■ Short exercise
Please repeat all of the listing exactly.

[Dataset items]
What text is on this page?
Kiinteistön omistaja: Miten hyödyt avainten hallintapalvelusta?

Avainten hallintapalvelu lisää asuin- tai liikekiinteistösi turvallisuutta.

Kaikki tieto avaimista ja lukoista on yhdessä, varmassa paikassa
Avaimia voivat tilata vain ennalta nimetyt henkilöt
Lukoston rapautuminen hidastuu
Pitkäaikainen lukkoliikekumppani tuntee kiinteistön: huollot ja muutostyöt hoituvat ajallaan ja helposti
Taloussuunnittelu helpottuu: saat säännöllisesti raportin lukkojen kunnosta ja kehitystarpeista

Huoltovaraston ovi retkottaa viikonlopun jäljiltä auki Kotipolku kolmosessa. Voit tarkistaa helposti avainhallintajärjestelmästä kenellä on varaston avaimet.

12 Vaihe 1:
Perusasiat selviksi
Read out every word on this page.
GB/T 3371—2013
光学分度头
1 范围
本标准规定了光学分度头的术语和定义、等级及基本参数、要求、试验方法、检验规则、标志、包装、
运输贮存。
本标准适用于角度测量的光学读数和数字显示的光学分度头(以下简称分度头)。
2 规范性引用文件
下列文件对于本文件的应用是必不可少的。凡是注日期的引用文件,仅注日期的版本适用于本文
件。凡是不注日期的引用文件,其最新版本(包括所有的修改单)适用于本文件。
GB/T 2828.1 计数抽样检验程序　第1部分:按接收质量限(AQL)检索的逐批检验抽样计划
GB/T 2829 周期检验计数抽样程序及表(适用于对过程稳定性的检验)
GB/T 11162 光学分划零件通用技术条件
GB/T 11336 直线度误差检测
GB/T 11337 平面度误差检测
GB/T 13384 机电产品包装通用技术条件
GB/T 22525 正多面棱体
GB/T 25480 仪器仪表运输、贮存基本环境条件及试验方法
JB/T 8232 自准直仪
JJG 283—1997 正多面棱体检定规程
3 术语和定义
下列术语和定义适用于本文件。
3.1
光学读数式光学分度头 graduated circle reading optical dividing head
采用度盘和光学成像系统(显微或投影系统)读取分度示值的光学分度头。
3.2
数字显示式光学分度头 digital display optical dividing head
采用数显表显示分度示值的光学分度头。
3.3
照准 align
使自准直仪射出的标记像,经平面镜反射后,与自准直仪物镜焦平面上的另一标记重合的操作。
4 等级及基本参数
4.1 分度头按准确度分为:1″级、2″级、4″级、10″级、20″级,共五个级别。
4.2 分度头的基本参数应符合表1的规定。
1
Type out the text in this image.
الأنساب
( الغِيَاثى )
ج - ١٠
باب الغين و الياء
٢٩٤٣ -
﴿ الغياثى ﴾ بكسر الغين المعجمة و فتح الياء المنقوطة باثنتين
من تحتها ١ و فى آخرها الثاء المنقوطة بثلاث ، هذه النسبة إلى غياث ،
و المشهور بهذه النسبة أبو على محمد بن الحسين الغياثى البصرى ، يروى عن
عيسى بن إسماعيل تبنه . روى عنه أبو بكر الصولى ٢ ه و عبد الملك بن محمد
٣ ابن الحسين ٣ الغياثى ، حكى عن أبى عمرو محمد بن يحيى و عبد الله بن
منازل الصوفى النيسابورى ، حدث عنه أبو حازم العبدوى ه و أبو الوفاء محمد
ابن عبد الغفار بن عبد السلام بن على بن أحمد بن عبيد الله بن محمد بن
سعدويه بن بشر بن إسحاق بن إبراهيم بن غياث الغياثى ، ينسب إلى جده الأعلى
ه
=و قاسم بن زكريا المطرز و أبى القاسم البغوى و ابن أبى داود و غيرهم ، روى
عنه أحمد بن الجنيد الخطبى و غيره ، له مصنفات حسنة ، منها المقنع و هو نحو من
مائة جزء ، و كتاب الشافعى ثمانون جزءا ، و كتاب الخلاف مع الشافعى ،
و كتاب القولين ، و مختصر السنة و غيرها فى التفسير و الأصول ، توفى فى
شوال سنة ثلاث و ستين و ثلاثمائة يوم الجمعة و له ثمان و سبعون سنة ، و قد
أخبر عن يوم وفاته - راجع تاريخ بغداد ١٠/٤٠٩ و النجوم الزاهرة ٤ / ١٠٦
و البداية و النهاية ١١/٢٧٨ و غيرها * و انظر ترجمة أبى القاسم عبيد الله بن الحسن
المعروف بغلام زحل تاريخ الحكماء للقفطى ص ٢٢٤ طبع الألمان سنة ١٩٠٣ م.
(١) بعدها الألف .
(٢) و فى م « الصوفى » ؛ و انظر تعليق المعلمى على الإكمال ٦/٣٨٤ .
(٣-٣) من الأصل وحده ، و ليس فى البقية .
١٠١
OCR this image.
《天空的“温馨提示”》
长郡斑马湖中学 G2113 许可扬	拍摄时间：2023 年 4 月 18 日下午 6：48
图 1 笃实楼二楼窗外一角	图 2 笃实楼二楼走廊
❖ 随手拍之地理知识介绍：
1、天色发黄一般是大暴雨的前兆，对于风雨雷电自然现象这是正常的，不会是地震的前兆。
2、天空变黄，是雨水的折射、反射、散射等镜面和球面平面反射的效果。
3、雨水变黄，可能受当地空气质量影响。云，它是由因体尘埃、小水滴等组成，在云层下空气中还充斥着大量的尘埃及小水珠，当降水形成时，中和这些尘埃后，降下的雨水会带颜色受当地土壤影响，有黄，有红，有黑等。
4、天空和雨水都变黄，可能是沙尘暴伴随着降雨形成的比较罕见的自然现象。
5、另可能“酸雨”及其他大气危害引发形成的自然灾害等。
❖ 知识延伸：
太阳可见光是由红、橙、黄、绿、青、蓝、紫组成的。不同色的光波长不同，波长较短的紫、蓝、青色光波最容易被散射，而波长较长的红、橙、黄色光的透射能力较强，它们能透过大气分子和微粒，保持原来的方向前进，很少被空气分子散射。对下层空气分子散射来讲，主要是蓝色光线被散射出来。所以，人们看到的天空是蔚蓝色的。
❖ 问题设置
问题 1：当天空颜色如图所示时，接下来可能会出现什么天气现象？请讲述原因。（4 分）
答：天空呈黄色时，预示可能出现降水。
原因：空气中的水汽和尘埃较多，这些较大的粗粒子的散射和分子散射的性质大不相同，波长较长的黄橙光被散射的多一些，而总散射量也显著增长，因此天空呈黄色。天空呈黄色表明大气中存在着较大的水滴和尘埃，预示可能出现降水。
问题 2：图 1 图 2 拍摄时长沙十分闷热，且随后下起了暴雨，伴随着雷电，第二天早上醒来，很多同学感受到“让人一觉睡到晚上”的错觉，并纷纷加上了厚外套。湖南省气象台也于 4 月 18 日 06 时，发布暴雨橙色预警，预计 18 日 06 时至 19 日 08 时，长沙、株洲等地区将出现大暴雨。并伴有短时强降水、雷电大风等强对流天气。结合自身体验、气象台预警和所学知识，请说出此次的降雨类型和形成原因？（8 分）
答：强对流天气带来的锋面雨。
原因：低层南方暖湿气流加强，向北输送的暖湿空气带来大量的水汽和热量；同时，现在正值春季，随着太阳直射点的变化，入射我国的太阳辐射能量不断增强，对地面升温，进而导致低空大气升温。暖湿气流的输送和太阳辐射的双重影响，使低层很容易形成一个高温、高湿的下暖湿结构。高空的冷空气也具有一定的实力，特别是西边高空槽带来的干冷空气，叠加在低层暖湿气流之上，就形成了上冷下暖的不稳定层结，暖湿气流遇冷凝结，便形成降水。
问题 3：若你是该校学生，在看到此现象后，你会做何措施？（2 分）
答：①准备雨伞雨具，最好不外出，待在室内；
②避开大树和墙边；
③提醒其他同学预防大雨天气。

■ Final result
What text is on this page?
Kiinteistön omistaja: Miten hyödyt avainten hallintapalvelusta?

Avainten hallintapalvelu lisää asuin- tai liikekiinteistösi turvallisuutta.

Kaikki tieto avaimista ja lukoista on yhdessä, varmassa paikassa
Avaimia voivat tilata vain ennalta nimetyt henkilöt
Lukoston rapautuminen hidastuu
Pitkäaikainen lukkoliikekumppani tuntee kiinteistön: huollot ja muutostyöt hoituvat ajallaan ja helposti
Taloussuunnittelu helpottuu: saat säännöllisesti raportin lukkojen kunnosta ja kehitystarpeista

Huoltovaraston ovi retkottaa viikonlopun jäljiltä auki Kotipolku kolmosessa. Voit tarkistaa helposti avainhallintajärjestelmästä kenellä on varaston avaimet.

12 Vaihe 1:
Perusasiat selviksi
Read out every word on this page.
GB/T 3371—2013
光学分度头
1 范围
本标准规定了光学分度头的术语和定义、等级及基本参数、要求、试验方法、检验规则、标志、包装、
运输贮存。
本标准适用于角度测量的光学读数和数字显示的光学分度头(以下简称分度头)。
2 规范性引用文件
下列文件对于本文件的应用是必不可少的。凡是注日期的引用文件,仅注日期的版本适用于本文
件。凡是不注日期的引用文件,其最新版本(包括所有的修改单)适用于本文件。
GB/T 2828.1 计数抽样检验程序　第1部分:按接收质量限(AQL)检索的逐批检验抽样计划
GB/T 2829 周期检验计数抽样程序及表(适用于对过程稳定性的检验)
GB/T 11162 光学分划零件通用技术条件
GB/T 11336 直线度误差检测
GB/T 11337 平面度误差检测
GB/T 13384 机电产品包装通用技术条件
GB/T 22525 正多面棱体
GB/T 25480 仪器仪表运输、贮存基本环境条件及试验方法
JB/T 8232 自准直仪
JJG 283—1997 正多面棱体检定规程
3 术语和定义
下列术语和定义适用于本文件。
3.1
光学读数式光学分度头 graduated circle reading optical dividing head
采用度盘和光学成像系统(显微或投影系统)读取分度示值的光学分度头。
3.2
数字显示式光学分度头 digital display optical dividing head
采用数显表显示分度示值的光学分度头。
3.3
照准 align
使自准直仪射出的标记像,经平面镜反射后,与自准直仪物镜焦平面上的另一标记重合的操作。
4 等级及基本参数
4.1 分度头按准确度分为:1″级、2″级、4″级、10″级、20″级,共五个级别。
4.2 分度头的基本参数应符合表1的规定。
1
Type out the text in this image.
الأنساب
( الغِيَاثى )
ج - ١٠
باب الغين و الياء
٢٩٤٣ -
﴿ الغياثى ﴾ بكسر الغين المعجمة و فتح الياء المنقوطة باثنتين
من تحتها ١ و فى آخرها الثاء المنقوطة بثلاث ، هذه النسبة إلى غياث ،
و المشهور بهذه النسبة أبو على محمد بن الحسين الغياثى البصرى ، يروى عن
عيسى بن إسماعيل تبنه . روى عنه أبو بكر الصولى ٢ ه و عبد الملك بن محمد
٣ ابن الحسين ٣ الغياثى ، حكى عن أبى عمرو محمد بن يحيى و عبد الله بن
منازل الصوفى النيسابورى ، حدث عنه أبو حازم العبدوى ه و أبو الوفاء محمد
ابن عبد الغفار بن عبد السلام بن على بن أحمد بن عبيد الله بن محمد بن
سعدويه بن بشر بن إسحاق بن إبراهيم بن غياث الغياثى ، ينسب إلى جده الأعلى
ه
=و قاسم بن زكريا المطرز و أبى القاسم البغوى و ابن أبى داود و غيرهم ، روى
عنه أحمد بن الجنيد الخطبى و غيره ، له مصنفات حسنة ، منها المقنع و هو نحو من
مائة جزء ، و كتاب الشافعى ثمانون جزءا ، و كتاب الخلاف مع الشافعى ،
و كتاب القولين ، و مختصر السنة و غيرها فى التفسير و الأصول ، توفى فى
شوال سنة ثلاث و ستين و ثلاثمائة يوم الجمعة و له ثمان و سبعون سنة ، و قد
أخبر عن يوم وفاته - راجع تاريخ بغداد ١٠/٤٠٩ و النجوم الزاهرة ٤ / ١٠٦
و البداية و النهاية ١١/٢٧٨ و غيرها * و انظر ترجمة أبى القاسم عبيد الله بن الحسن
المعروف بغلام زحل تاريخ الحكماء للقفطى ص ٢٢٤ طبع الألمان سنة ١٩٠٣ م.
(١) بعدها الألف .
(٢) و فى م « الصوفى » ؛ و انظر تعليق المعلمى على الإكمال ٦/٣٨٤ .
(٣-٣) من الأصل وحده ، و ليس فى البقية .
١٠١
OCR this image.
《天空的“温馨提示”》
长郡斑马湖中学 G2113 许可扬	拍摄时间：2023 年 4 月 18 日下午 6：48
图 1 笃实楼二楼窗外一角	图 2 笃实楼二楼走廊
❖ 随手拍之地理知识介绍：
1、天色发黄一般是大暴雨的前兆，对于风雨雷电自然现象这是正常的，不会是地震的前兆。
2、天空变黄，是雨水的折射、反射、散射等镜面和球面平面反射的效果。
3、雨水变黄，可能受当地空气质量影响。云，它是由因体尘埃、小水滴等组成，在云层下空气中还充斥着大量的尘埃及小水珠，当降水形成时，中和这些尘埃后，降下的雨水会带颜色受当地土壤影响，有黄，有红，有黑等。
4、天空和雨水都变黄，可能是沙尘暴伴随着降雨形成的比较罕见的自然现象。
5、另可能“酸雨”及其他大气危害引发形成的自然灾害等。
❖ 知识延伸：
太阳可见光是由红、橙、黄、绿、青、蓝、紫组成的。不同色的光波长不同，波长较短的紫、蓝、青色光波最容易被散射，而波长较长的红、橙、黄色光的透射能力较强，它们能透过大气分子和微粒，保持原来的方向前进，很少被空气分子散射。对下层空气分子散射来讲，主要是蓝色光线被散射出来。所以，人们看到的天空是蔚蓝色的。
❖ 问题设置
问题 1：当天空颜色如图所示时，接下来可能会出现什么天气现象？请讲述原因。（4 分）
答：天空呈黄色时，预示可能出现降水。
原因：空气中的水汽和尘埃较多，这些较大的粗粒子的散射和分子散射的性质大不相同，波长较长的黄橙光被散射的多一些，而总散射量也显著增长，因此天空呈黄色。天空呈黄色表明大气中存在着较大的水滴和尘埃，预示可能出现降水。
问题 2：图 1 图 2 拍摄时长沙十分闷热，且随后下起了暴雨，伴随着雷电，第二天早上醒来，很多同学感受到“让人一觉睡到晚上”的错觉，并纷纷加上了厚外套。湖南省气象台也于 4 月 18 日 06 时，发布暴雨橙色预警，预计 18 日 06 时至 19 日 08 时，长沙、株洲等地区将出现大暴雨。并伴有短时强降水、雷电大风等强对流天气。结合自身体验、气象台预警和所学知识，请说出此次的降雨类型和形成原因？（8 分）
答：强对流天气带来的锋面雨。
原因：低层南方暖湿气流加强，向北输送的暖湿空气带来大量的水汽和热量；同时，现在正值春季，随着太阳直射点的变化，入射我国的太阳辐射能量不断增强，对地面升温，进而导致低空大气升温。暖湿气流的输送和太阳辐射的双重影响，使低层很容易形成一个高温、高湿的下暖湿结构。高空的冷空气也具有一定的实力，特别是西边高空槽带来的干冷空气，叠加在低层暖湿气流之上，就形成了上冷下暖的不稳定层结，暖湿气流遇冷凝结，便形成降水。
问题 3：若你是该校学生，在看到此现象后，你会做何措施？（2 分）
答：①准备雨伞雨具，最好不外出，待在室内；
②避开大树和墙边；
③提醒其他同学预防大雨天气。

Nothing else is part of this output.